### WRITTEN PROBLEM
Give all of the lines again, with nothing added or dropped.

>>>

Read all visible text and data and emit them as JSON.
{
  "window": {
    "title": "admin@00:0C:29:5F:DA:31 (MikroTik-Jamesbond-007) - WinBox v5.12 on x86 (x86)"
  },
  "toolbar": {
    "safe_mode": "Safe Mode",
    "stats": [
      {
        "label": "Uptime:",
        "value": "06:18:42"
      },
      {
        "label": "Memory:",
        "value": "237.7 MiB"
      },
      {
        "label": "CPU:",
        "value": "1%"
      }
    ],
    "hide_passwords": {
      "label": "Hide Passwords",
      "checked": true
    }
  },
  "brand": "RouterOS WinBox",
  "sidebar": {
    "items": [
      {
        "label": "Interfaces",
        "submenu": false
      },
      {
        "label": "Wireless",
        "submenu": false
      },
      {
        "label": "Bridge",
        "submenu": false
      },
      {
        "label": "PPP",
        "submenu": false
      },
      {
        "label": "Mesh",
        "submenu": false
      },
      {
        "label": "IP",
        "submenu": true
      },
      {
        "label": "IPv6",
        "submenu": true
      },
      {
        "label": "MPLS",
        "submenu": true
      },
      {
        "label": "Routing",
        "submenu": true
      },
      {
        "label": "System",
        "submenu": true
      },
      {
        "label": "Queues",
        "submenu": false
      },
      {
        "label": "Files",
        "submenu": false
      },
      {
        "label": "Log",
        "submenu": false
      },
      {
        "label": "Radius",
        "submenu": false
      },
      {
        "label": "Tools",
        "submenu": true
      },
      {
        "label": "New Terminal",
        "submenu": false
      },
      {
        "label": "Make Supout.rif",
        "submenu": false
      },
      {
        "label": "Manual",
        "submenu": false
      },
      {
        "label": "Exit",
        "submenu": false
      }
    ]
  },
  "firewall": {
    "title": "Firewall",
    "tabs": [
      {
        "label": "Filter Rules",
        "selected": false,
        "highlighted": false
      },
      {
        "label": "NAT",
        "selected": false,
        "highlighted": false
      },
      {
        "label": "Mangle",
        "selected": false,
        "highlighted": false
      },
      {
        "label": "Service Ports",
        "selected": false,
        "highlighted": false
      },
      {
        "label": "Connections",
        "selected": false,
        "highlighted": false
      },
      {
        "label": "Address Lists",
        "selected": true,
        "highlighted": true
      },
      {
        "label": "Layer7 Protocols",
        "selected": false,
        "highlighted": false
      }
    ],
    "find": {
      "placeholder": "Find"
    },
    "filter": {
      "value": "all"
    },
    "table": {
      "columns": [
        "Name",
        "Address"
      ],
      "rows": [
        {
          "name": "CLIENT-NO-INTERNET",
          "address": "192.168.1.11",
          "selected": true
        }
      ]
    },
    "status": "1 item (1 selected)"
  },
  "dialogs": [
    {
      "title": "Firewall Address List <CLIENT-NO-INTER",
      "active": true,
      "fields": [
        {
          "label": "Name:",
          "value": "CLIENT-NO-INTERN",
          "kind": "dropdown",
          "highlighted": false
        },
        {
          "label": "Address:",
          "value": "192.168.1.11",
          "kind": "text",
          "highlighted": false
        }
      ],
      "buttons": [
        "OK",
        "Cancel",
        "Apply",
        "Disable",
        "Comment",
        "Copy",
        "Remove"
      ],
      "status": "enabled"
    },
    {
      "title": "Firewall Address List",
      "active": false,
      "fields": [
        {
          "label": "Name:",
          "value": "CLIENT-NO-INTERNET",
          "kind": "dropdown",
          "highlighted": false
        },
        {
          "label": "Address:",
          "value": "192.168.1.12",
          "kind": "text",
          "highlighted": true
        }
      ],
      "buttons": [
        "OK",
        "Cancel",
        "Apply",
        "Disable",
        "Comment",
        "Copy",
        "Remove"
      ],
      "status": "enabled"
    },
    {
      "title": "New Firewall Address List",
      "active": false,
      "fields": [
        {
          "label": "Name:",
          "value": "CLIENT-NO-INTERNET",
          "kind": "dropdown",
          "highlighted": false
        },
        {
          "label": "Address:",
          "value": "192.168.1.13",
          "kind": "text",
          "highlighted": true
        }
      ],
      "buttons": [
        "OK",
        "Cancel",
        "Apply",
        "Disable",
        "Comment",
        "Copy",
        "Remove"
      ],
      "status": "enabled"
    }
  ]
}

<<<

### COMPLETED TASK
Read all visible text and data and emit them as JSON.
{
  "window": {
    "title": "admin@00:0C:29:5F:DA:31 (MikroTik-Jamesbond-007) - WinBox v5.12 on x86 (x86)"
  },
  "toolbar": {
    "safe_mode": "Safe Mode",
    "stats": [
      {
        "label": "Uptime:",
        "value": "06:18:42"
      },
      {
        "label": "Memory:",
        "value": "237.7 MiB"
      },
      {
        "label": "CPU:",
        "value": "1%"
      }
    ],
    "hide_passwords": {
      "label": "Hide Passwords",
      "checked": true
    }
  },
  "brand": "RouterOS WinBox",
  "sidebar": {
    "items": [
      {
        "label": "Interfaces",
        "submenu": false
      },
      {
        "label": "Wireless",
        "submenu": false
      },
      {
        "label": "Bridge",
        "submenu": false
      },
      {
        "label": "PPP",
        "submenu": false
      },
      {
        "label": "Mesh",
        "submenu": false
      },
      {
        "label": "IP",
        "submenu": true
      },
      {
        "label": "IPv6",
        "submenu": true
      },
      {
        "label": "MPLS",
        "submenu": true
      },
      {
        "label": "Routing",
        "submenu": true
      },
      {
        "label": "System",
        "submenu": true
      },
      {
        "label": "Queues",
        "submenu": false
      },
      {
        "label": "Files",
        "submenu": false
      },
      {
        "label": "Log",
        "submenu": false
      },
      {
        "label": "Radius",
        "submenu": false
      },
      {
        "label": "Tools",
        "submenu": true
      },
      {
        "label": "New Terminal",
        "submenu": false
      },
      {
        "label": "Make Supout.rif",
        "submenu": false
      },
      {
        "label": "Manual",
        "submenu": false
      },
      {
        "label": "Exit",
        "submenu": false
      }
    ]
  },
  "firewall": {
    "title": "Firewall",
    "tabs": [
      {
        "label": "Filter Rules",
        "selected": false,
        "highlighted": false
      },
      {
        "label": "NAT",
        "selected": false,
        "highlighted": false
      },
      {
        "label": "Mangle",
        "selected": false,
        "highlighted": false
      },
      {
        "label": "Service Ports",
        "selected": false,
        "highlighted": false
      },
      {
        "label": "Connections",
        "selected": false,
        "highlighted": false
      },
      {
        "label": "Address Lists",
        "selected": true,
        "highlighted": true
      },
      {
        "label": "Layer7 Protocols",
        "selected": false,
        "highlighted": false
      }
    ],
    "find": {
      "placeholder": "Find"
    },
    "filter": {
      "value": "all"
    },
    "table": {
      "columns": [
        "Name",
        "Address"
      ],
      "rows": [
        {
          "name": "CLIENT-NO-INTERNET",
          "address": "192.168.1.11",
          "selected": true
        }
      ]
    },
    "status": "1 item (1 selected)"
  },
  "dialogs": [
    {
      "title": "Firewall Address List <CLIENT-NO-INTER",
      "active": true,
      "fields": [
        {
          "label": "Name:",
          "value": "CLIENT-NO-INTERN",
          "kind": "dropdown",
          "highlighted": false
        },
        {
          "label": "Address:",
          "value": "192.168.1.11",
          "kind": "text",
          "highlighted": false
        }
      ],
      "buttons": [
        "OK",
        "Cancel",
        "Apply",
        "Disable",
        "Comment",
        "Copy",
        "Remove"
      ],
      "status": "enabled"
    },
    {
      "title": "Firewall Address List",
      "active": false,
      "fields": [
        {
          "label": "Name:",
          "value": "CLIENT-NO-INTERNET",
          "kind": "dropdown",
          "highlighted": false
        },
        {
          "label": "Address:",
          "value": "192.168.1.12",
          "kind": "text",
          "highlighted": true
        }
      ],
      "buttons": [
        "OK",
        "Cancel",
        "Apply",
        "Disable",
        "Comment",
        "Copy",
        "Remove"
      ],
      "status": "enabled"
    },
    {
      "title": "New Firewall Address List",
      "active": false,
      "fields": [
        {
          "label": "Name:",
          "value": "CLIENT-NO-INTERNET",
          "kind": "dropdown",
          "highlighted": false
        },
        {
          "label": "Address:",
          "value": "192.168.1.13",
          "kind": "text",
          "highlighted": true
        }
      ],
      "buttons": [
        "OK",
        "Cancel",
        "Apply",
        "Disable",
        "Comment",
        "Copy",
        "Remove"
      ],
      "status": "enabled"
    }
  ]
}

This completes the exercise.